Search the data for the word "years" and copy every line where it occurs.

═══ Data listing ═══

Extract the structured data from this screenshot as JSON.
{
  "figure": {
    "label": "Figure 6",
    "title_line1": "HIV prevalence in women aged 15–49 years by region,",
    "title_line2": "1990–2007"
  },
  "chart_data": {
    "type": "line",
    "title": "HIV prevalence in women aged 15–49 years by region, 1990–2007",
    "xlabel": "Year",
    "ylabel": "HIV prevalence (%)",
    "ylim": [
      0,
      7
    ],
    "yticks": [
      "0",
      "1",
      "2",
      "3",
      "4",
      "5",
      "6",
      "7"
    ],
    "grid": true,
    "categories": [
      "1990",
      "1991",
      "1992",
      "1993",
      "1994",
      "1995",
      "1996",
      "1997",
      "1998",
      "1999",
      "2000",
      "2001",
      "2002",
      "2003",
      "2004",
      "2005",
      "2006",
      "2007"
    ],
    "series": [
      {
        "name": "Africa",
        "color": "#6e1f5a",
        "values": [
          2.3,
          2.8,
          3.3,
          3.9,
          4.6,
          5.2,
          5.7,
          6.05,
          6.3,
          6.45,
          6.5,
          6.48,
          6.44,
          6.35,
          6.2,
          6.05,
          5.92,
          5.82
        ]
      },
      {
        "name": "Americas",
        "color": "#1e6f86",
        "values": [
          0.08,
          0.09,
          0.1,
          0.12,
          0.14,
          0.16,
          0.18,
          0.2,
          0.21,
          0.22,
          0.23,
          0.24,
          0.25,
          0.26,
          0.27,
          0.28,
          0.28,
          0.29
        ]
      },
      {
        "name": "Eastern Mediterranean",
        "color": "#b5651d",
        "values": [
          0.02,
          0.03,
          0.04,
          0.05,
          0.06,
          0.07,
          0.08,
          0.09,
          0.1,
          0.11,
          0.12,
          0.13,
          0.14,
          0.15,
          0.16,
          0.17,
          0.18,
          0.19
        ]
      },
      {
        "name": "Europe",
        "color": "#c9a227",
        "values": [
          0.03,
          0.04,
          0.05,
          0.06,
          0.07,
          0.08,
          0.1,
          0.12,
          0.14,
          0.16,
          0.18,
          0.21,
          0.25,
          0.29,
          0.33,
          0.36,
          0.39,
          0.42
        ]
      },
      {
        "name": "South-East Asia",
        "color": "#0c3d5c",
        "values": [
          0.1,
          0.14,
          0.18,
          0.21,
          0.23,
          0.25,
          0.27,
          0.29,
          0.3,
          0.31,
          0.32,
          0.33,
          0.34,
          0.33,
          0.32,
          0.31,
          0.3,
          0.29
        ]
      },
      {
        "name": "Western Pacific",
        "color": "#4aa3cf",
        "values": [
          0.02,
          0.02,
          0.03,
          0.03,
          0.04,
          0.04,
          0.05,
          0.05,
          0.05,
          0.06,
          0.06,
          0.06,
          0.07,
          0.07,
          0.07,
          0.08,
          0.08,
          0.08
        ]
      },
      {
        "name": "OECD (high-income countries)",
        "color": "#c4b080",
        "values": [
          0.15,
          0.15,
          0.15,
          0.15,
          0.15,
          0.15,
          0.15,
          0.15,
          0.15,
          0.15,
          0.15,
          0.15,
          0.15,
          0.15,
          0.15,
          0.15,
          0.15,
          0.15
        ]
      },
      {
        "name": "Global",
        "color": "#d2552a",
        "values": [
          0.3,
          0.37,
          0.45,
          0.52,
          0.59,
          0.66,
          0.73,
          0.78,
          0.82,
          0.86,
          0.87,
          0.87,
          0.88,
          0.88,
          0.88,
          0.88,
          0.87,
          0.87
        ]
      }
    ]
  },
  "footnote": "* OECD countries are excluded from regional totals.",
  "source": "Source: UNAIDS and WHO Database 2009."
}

═══
═══ Data listing ═══

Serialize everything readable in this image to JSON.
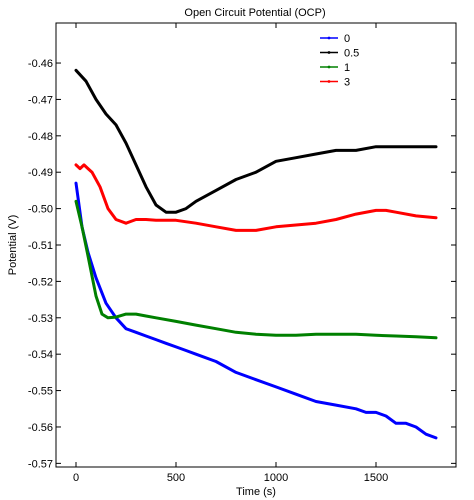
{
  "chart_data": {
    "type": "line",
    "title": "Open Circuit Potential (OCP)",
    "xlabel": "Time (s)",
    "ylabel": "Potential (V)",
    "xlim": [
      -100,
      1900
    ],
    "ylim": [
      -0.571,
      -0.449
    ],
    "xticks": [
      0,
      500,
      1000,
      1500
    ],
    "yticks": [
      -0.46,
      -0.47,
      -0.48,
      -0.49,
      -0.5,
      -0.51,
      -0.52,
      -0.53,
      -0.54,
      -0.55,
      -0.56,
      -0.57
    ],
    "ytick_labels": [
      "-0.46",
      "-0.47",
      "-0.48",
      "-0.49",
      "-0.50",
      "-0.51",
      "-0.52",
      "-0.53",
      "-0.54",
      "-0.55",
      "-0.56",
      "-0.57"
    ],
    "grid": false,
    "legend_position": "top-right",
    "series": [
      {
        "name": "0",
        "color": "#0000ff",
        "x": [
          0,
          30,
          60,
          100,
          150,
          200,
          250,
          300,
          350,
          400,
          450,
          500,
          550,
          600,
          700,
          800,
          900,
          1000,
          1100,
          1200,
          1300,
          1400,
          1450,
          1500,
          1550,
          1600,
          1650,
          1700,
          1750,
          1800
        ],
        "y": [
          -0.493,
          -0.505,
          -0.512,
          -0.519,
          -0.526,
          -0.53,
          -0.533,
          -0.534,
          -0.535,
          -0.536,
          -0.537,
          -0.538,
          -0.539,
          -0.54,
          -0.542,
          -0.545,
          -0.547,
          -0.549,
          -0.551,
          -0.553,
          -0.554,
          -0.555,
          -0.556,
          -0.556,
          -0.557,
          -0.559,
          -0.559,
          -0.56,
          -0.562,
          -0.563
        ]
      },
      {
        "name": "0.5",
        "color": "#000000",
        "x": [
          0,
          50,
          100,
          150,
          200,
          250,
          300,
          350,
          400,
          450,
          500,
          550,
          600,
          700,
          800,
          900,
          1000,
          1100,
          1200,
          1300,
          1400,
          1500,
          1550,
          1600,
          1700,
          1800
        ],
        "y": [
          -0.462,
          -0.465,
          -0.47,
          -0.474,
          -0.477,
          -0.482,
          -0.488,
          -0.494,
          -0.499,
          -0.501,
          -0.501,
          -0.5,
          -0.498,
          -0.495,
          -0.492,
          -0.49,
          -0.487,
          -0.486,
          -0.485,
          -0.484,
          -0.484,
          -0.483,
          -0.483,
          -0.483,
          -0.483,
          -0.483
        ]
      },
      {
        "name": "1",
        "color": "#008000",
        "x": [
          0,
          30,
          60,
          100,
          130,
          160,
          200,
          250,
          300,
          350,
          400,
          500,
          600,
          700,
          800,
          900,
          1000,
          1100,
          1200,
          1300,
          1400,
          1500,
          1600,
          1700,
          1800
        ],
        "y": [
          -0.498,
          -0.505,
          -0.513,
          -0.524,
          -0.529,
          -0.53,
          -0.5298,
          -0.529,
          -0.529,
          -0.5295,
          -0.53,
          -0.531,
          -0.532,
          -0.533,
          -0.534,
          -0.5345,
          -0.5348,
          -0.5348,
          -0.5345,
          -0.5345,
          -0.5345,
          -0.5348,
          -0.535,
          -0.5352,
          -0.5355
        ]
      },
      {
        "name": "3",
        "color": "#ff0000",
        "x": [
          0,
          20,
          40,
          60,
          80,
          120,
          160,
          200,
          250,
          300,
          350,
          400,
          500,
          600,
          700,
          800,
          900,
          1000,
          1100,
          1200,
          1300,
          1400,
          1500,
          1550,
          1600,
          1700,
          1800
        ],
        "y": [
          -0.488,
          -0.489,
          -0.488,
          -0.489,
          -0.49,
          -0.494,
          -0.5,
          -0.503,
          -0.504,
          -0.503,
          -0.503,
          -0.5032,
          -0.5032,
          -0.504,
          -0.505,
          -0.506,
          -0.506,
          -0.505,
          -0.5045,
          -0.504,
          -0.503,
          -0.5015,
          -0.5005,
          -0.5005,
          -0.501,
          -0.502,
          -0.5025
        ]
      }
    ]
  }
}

═══

[Exercise answer]:
    "title_line1": "HIV prevalence in women aged 15–49 years by region,",
    "title": "HIV prevalence in women aged 15–49 years by region, 1990–2007",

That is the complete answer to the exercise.